• _PROBLEM TO WORK ON_:
State the count of lines below in which the word "sellado" appears, and add nothing.

-=-=-=-=-

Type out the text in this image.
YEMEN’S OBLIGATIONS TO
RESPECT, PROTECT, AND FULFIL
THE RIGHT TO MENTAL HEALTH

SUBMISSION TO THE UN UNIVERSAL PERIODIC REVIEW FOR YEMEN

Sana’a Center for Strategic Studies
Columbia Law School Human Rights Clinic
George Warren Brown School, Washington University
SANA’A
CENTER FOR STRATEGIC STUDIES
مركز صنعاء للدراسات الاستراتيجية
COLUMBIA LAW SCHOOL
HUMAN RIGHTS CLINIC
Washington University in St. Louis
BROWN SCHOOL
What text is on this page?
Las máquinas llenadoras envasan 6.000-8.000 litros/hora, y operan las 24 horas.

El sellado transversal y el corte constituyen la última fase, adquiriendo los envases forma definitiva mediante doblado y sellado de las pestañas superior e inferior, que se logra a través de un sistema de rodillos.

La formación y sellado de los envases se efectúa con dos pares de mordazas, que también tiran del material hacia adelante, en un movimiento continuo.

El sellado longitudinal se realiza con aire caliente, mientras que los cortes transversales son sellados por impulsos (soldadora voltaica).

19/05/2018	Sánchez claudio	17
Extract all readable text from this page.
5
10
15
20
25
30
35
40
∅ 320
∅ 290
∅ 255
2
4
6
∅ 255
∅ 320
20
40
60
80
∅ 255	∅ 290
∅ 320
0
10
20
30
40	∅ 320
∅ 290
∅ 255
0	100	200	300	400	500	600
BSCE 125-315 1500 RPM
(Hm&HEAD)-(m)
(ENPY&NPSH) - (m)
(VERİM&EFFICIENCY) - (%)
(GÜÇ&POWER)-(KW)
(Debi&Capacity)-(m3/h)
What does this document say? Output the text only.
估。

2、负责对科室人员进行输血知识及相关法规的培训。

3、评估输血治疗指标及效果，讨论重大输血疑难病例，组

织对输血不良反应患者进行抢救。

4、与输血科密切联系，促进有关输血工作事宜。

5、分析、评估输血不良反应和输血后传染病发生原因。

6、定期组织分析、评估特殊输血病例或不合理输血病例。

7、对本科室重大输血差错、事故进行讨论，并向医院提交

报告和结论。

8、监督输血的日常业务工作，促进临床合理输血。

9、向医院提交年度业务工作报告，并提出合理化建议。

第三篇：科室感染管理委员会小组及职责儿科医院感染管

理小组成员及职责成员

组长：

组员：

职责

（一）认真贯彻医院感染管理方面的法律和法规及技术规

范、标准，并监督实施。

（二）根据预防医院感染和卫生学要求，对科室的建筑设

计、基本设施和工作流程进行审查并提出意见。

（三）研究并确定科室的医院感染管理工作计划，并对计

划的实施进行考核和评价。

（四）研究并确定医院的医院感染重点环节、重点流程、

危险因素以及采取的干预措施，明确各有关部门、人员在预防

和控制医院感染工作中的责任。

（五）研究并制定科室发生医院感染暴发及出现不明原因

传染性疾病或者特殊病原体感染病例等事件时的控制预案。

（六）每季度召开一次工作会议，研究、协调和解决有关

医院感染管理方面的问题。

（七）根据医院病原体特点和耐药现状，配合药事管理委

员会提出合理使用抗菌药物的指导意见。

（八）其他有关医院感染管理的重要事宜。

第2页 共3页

-=-=-=-=-

• _RESPONSE TO THIS TASK_:
3